§ DIRECTIONS:
From the listing below, pull out the lines that hold "selected".
--- begin ---
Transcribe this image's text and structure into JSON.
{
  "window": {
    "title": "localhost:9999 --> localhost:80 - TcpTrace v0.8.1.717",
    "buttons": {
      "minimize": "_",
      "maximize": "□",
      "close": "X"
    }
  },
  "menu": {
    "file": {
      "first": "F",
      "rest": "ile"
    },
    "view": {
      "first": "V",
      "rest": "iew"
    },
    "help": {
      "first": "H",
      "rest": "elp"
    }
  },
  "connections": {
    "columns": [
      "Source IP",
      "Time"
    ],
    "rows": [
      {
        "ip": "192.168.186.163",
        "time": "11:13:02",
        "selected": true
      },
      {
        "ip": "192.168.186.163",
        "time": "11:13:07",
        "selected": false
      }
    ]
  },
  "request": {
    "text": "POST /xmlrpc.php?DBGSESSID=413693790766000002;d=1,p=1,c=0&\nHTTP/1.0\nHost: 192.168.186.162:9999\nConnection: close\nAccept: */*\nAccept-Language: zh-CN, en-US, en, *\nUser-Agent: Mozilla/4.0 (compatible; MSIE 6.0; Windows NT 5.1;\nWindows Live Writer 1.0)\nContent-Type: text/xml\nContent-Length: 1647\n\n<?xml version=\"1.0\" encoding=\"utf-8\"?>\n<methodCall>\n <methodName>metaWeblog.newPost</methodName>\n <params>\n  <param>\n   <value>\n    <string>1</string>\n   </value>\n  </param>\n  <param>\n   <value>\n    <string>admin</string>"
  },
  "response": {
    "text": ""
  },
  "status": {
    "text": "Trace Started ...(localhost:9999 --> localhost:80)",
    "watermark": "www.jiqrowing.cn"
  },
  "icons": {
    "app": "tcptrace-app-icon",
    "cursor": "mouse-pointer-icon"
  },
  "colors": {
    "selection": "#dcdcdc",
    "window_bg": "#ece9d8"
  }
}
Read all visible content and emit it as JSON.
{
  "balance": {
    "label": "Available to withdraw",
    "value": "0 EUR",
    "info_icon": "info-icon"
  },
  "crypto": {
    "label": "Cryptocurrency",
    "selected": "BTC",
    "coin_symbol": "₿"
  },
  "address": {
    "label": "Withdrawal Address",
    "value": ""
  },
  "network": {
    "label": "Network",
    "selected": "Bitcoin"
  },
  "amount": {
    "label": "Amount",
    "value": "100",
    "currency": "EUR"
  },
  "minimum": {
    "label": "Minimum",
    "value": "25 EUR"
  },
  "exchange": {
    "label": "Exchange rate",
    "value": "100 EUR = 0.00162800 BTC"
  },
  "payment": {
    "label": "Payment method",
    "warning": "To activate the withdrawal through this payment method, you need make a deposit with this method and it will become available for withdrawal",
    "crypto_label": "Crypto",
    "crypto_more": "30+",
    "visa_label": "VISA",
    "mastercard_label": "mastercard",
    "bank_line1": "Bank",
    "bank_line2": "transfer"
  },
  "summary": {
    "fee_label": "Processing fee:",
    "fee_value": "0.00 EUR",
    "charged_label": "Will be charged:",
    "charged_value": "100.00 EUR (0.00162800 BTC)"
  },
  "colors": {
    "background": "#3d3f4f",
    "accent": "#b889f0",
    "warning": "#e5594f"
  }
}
--- end ---
§ EXERCISE RESPONSE:
        "selected": true
        "selected": false
    "selected": "BTC",
    "selected": "Bitcoin"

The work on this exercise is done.